● Prompt: Search the data for the word "nuestra" and copy every line that contains it.

━━━ Task material

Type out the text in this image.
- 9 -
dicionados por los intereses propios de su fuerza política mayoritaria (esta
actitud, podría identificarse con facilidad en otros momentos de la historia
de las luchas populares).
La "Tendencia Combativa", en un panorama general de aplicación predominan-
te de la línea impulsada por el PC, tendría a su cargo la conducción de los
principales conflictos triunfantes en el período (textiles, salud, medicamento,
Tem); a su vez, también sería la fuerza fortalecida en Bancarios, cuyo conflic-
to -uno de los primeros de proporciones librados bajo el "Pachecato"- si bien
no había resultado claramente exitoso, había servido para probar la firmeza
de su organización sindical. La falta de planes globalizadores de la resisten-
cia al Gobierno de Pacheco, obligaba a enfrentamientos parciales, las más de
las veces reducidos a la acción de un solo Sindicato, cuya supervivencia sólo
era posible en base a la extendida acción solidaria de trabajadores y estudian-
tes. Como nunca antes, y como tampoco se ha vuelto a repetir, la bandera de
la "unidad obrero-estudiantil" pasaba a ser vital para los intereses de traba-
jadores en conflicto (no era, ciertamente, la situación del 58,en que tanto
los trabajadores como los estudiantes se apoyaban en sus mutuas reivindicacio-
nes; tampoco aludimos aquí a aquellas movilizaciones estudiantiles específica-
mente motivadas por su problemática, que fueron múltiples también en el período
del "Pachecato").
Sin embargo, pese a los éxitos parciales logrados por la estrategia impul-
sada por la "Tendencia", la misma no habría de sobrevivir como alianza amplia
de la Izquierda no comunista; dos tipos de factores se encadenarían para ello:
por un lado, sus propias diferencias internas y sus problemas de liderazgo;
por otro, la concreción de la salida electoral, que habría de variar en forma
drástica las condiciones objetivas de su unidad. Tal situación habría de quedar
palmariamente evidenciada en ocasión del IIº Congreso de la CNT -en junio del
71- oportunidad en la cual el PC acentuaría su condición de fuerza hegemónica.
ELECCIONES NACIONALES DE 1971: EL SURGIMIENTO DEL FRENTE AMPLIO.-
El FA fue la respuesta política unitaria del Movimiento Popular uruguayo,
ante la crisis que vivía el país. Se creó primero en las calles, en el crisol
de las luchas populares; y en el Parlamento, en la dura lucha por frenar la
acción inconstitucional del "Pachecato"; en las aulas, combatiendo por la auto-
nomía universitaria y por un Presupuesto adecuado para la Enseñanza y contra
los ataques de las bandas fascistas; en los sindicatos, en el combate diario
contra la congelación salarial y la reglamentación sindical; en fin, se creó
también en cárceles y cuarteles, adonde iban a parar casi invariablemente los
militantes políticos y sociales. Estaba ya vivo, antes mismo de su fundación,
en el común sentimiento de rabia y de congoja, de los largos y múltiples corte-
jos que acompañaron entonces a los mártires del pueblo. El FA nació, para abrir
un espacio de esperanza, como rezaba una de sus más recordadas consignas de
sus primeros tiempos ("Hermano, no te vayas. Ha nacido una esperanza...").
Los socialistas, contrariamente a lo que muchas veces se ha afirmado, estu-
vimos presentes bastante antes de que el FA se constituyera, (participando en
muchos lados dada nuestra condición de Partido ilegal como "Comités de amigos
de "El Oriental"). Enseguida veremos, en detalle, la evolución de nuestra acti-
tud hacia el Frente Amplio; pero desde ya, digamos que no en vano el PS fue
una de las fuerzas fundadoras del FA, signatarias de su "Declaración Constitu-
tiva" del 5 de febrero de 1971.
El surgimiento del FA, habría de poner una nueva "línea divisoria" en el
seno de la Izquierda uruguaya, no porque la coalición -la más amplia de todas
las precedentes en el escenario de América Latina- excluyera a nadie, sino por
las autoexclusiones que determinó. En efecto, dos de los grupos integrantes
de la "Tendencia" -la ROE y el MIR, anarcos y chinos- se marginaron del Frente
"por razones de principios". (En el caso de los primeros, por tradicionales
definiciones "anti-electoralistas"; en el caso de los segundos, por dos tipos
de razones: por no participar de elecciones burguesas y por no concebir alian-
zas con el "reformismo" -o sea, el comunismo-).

━━━━━━

● Answer below:
muchos lados dada nuestra condición de Partido ilegal como "Comités de amigos
de "El Oriental"). Enseguida veremos, en detalle, la evolución de nuestra acti-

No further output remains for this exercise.